Request 1:
In the Para-hia story, what was the purpose of clearing the bush on the flat near the top of the ridge?
Request 2:
Print everything in the Para-hia story from "After this event, and" down to "to the village.".
## BEGIN Selected text
IN the days of our ancestors, a great taniwha (monster of the lizard kind), whose name was Para-hia, lived near Otuhira. He was lord of all these lands, and his home was a rua (cave or hole) near the top of the ridge above where his remains now lie. My father told me when a boy that, in going up the Otuhira looking for eels, he had seen the remains of Para-hia lying there, so that we of Ngati-Maru have come to the conclusion that Para-hia is now dead.

But I will tell you how our ancestors found out the home or residence of this taniwha (Para-hia). They wished to extend their cultivations by clearing the bush at this place, and for this purpose a flat toward the top of the ridge was fixed upon as a suitable place, being sheltered from the south winds by the ridge behind, and with sloping ground towards the north-east. Our ancestors had gathered for the purpose of clearing the bush, and the tohunga (priest) was uttering his incantations so as to prosper the work, as was usual in those days, when suddenly the heavens became overcast, and a great tempest arose, the lightning flashed, and the thunder crashed around them, together with a terrible storm of hail. The people, terrified, fled for shelter to an opening in the face of the hill close at hand. The storm continued with great fury, and noises were heard coming forth from the cave, into which they had fled for shelter. The tohunga (priest) perceived that some great infringement of the tapu had taken place, and further, he became aware (guessed) that this was the home of the great monster (taniwha) Para-hia. So taking some food and uttering his most powerful incantations, he advanced alone further into the cave, and placed the food on the floor as a peace-offering to quiet - 157 the anger of the monster. By the aid of his powerful prayers, the tohunga succeeded in quieting the anger of Para-hia, and the storm suddenly ceased. The people then returned to their homes by the river, and from that time to this no Maori, excepting the tohunga, has dared go near the cave of Para-hia.

After this event, and down to the time when we knew Para-hia to be dead, it was the custom of the tohunga to offer the first-fruits of all our ancient food to this taniwha, to propitiate him in the people's favour. For instance, when the kumara or taro crop was fit to be gathered in, the priest went into the garden, and taking one, the first to be dug of the season's crop, went forward alone to the entrance of Para-hia's residence, uttering his prayers and incantations. These were said to give warning of his approach, and at the same time to calm the anger of the monster; for the consequences would be dreadful indeed should his anger arise. Having gained the cave, the kumara or taro was laid at the entrance, and after certain other prayers, the priest returned carefully to the village.

This sacrifice was offered in the same way when the first bird of the season was speared, or the first fish caught, and so on through all the old Maori food. If this sacrifice was not offered, the wrath of Para-hia would arise, and as he was lord of all these lands, he would blast the kumara or taro crops, or the bird-spearing and snaring or eel-fishing would be a failure.

This is the story as told by Tu-tanekaha, and he refused absolutely to go near the hole or cave of Para-hia. A similar taniwha is said to reside at the base of the cliff called Haumea-nui, on Junction Road, near Nga-korako, Purangi, Taranaki.
## END Selected text
## BEGIN Record list
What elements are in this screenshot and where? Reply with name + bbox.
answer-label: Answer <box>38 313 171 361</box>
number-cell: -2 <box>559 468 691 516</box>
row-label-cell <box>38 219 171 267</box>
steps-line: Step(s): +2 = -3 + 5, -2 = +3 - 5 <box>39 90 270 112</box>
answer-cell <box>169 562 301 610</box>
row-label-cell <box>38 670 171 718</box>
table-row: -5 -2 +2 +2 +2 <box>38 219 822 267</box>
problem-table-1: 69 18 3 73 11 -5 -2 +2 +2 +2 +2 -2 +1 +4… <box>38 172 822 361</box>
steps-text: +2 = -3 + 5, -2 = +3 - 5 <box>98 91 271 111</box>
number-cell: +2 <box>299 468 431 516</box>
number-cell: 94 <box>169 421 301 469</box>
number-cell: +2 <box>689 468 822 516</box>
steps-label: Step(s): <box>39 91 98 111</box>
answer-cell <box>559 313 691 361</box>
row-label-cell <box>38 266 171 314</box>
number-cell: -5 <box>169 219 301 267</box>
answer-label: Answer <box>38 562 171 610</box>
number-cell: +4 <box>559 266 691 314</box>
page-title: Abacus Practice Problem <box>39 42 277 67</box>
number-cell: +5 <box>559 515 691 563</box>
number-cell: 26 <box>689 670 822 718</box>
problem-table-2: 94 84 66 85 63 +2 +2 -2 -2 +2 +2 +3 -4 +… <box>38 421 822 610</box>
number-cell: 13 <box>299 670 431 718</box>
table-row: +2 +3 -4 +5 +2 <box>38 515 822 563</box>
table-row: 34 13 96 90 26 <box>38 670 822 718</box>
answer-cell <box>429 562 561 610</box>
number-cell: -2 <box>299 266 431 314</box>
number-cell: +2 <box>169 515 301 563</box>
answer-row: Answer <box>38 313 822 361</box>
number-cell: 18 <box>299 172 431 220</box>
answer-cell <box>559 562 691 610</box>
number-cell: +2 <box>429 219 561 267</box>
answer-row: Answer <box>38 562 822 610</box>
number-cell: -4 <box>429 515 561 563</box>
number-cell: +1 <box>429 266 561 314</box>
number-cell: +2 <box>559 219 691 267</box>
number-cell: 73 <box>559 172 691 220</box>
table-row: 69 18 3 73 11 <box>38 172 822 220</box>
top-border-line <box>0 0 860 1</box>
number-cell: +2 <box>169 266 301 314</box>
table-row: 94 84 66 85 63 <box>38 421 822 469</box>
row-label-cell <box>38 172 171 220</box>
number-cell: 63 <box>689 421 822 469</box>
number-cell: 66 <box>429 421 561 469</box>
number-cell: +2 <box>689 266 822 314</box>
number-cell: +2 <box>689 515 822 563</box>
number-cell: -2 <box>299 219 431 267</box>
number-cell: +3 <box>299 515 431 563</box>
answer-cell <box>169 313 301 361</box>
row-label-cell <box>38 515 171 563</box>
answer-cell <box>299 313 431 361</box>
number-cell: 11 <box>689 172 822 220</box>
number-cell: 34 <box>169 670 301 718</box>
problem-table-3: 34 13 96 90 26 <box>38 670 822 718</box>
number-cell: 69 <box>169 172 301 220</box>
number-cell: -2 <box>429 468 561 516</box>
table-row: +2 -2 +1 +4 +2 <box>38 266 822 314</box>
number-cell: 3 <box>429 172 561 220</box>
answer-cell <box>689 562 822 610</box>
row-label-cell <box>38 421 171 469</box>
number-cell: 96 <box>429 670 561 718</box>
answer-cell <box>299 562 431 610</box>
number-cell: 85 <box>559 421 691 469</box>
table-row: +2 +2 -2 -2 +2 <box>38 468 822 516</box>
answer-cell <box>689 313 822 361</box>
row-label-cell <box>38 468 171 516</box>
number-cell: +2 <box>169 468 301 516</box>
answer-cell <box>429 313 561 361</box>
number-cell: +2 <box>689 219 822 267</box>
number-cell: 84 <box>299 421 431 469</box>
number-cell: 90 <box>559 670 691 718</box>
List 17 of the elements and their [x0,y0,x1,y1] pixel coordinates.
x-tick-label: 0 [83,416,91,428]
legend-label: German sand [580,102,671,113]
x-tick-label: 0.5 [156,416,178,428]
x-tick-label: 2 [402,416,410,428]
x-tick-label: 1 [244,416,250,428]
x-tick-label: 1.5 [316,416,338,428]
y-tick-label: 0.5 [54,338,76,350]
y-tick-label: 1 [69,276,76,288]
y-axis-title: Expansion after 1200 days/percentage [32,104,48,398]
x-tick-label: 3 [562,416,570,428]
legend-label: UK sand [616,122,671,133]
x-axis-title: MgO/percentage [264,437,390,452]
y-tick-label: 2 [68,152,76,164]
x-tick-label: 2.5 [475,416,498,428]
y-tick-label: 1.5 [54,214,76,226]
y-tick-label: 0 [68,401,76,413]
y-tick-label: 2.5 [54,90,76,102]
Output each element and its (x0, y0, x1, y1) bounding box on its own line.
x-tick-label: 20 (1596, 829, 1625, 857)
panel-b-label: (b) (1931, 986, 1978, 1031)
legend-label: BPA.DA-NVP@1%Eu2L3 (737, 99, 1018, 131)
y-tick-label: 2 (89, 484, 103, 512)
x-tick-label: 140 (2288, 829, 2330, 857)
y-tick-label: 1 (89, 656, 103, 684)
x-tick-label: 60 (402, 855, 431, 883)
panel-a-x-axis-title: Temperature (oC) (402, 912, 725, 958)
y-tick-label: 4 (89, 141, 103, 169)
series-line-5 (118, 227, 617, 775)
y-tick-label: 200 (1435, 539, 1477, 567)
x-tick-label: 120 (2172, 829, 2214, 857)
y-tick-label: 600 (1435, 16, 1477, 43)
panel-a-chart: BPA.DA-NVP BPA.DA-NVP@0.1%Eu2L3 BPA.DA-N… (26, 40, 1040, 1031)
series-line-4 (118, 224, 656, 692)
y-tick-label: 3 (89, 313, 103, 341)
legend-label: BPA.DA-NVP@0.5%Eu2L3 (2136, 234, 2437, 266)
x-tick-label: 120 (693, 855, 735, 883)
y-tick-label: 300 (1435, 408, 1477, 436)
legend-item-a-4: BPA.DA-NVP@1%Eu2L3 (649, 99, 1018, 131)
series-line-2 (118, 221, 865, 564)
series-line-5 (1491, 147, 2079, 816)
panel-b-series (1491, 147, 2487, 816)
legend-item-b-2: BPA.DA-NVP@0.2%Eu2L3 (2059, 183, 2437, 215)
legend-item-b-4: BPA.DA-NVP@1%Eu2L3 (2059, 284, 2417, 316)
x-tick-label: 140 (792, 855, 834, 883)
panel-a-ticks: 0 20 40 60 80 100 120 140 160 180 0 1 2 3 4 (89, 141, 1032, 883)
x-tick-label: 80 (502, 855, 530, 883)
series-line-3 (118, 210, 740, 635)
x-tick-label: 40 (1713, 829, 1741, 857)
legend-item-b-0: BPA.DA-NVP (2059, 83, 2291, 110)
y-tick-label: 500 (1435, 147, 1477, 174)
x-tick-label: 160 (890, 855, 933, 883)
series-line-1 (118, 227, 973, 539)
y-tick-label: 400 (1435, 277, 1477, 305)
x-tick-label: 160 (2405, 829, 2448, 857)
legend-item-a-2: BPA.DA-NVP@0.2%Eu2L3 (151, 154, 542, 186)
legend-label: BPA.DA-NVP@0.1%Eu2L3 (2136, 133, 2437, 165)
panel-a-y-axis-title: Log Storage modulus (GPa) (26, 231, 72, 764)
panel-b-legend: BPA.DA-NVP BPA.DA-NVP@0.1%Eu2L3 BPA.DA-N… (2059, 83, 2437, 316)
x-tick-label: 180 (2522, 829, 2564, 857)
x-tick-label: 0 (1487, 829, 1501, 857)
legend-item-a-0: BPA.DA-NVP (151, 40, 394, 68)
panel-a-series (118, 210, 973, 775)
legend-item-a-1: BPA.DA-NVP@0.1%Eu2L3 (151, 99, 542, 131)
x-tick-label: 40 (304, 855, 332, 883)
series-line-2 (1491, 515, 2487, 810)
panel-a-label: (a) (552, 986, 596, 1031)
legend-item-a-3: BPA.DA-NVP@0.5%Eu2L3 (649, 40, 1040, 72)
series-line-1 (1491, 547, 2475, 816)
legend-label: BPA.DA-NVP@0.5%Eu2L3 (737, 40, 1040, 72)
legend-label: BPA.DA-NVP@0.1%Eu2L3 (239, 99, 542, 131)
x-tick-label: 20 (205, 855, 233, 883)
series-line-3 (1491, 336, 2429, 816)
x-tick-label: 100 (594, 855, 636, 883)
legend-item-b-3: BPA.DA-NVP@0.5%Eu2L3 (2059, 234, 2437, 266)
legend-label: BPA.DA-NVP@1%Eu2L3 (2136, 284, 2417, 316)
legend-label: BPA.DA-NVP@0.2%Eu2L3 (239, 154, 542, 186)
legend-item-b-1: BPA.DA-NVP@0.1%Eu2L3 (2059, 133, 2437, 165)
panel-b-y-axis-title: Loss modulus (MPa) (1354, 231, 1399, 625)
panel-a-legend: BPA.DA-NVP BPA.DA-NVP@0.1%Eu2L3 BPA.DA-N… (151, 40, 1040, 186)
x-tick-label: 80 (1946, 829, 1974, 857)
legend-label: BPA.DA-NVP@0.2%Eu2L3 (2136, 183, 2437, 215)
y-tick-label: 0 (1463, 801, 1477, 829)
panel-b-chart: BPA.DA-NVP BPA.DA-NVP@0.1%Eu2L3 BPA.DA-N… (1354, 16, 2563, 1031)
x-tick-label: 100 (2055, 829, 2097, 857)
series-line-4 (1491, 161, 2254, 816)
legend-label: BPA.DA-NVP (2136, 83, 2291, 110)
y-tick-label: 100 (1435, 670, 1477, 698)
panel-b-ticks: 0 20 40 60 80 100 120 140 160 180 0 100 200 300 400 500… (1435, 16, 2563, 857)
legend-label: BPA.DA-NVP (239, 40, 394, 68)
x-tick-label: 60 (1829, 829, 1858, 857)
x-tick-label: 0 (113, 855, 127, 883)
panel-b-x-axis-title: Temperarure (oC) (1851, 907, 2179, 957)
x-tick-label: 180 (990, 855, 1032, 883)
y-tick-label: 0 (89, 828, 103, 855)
## END Record list
Finished answer 1:
The ancestors wanted to extend their cultivations.

Finished answer 2:
After this event, and down to the time when we knew Para-hia to be dead, it was the custom of the tohunga to offer the first-fruits of all our ancient food to this taniwha, to propitiate him in the people's favour. For instance, when the kumara or taro crop was fit to be gathered in, the priest went into the garden, and taking one, the first to be dug of the season's crop, went forward alone to the entrance of Para-hia's residence, uttering his prayers and incantations. These were said to give warning of his approach, and at the same time to calm the anger of the monster; for the consequences would be dreadful indeed should his anger arise. Having gained the cave, the kumara or taro was laid at the entrance, and after certain other prayers, the priest returned carefully to the village.